Aim :: Print the entries below word for word; the pictures stay out of your copy.

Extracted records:
● ● ●

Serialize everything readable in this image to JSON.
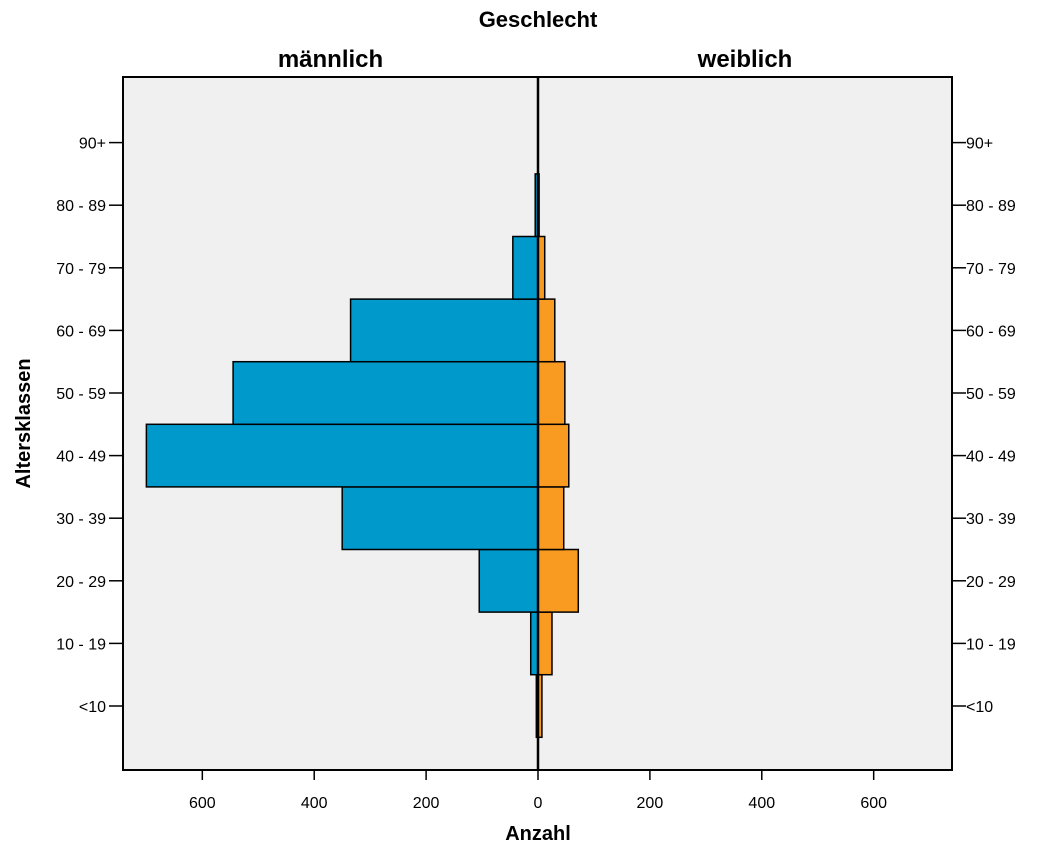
{
  "chart_data": {
    "type": "bar",
    "orientation": "horizontal-population-pyramid",
    "title": "Geschlecht",
    "xlabel": "Anzahl",
    "ylabel": "Altersklassen",
    "categories": [
      "<10",
      "10 - 19",
      "20 - 29",
      "30 - 39",
      "40 - 49",
      "50 - 59",
      "60 - 69",
      "70 - 79",
      "80 - 89",
      "90+"
    ],
    "series": [
      {
        "name": "männlich",
        "color": "#0099cc",
        "values": [
          3,
          13,
          105,
          350,
          700,
          545,
          335,
          45,
          5,
          0
        ]
      },
      {
        "name": "weiblich",
        "color": "#f99b21",
        "values": [
          7,
          25,
          72,
          46,
          55,
          48,
          30,
          12,
          2,
          0
        ]
      }
    ],
    "x_ticks": [
      0,
      200,
      400,
      600
    ],
    "xlim": [
      -740,
      740
    ],
    "background": "#f0f0f0",
    "grid": false
  }
}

● ● ●

Answer for this exercise ::
Serialize everything readable in this image to JSON.
{
  "chart_data": {
    "type": "bar",
    "orientation": "horizontal-population-pyramid",
    "title": "Geschlecht",
    "xlabel": "Anzahl",
    "ylabel": "Altersklassen",
    "categories": [
      "<10",
      "10 - 19",
      "20 - 29",
      "30 - 39",
      "40 - 49",
      "50 - 59",
      "60 - 69",
      "70 - 79",
      "80 - 89",
      "90+"
    ],
    "series": [
      {
        "name": "männlich",
        "color": "#0099cc",
        "values": [
          3,
          13,
          105,
          350,
          700,
          545,
          335,
          45,
          5,
          0
        ]
      },
      {
        "name": "weiblich",
        "color": "#f99b21",
        "values": [
          7,
          25,
          72,
          46,
          55,
          48,
          30,
          12,
          2,
          0
        ]
      }
    ],
    "x_ticks": [
      0,
      200,
      400,
      600
    ],
    "xlim": [
      -740,
      740
    ],
    "background": "#f0f0f0",
    "grid": false
  }
}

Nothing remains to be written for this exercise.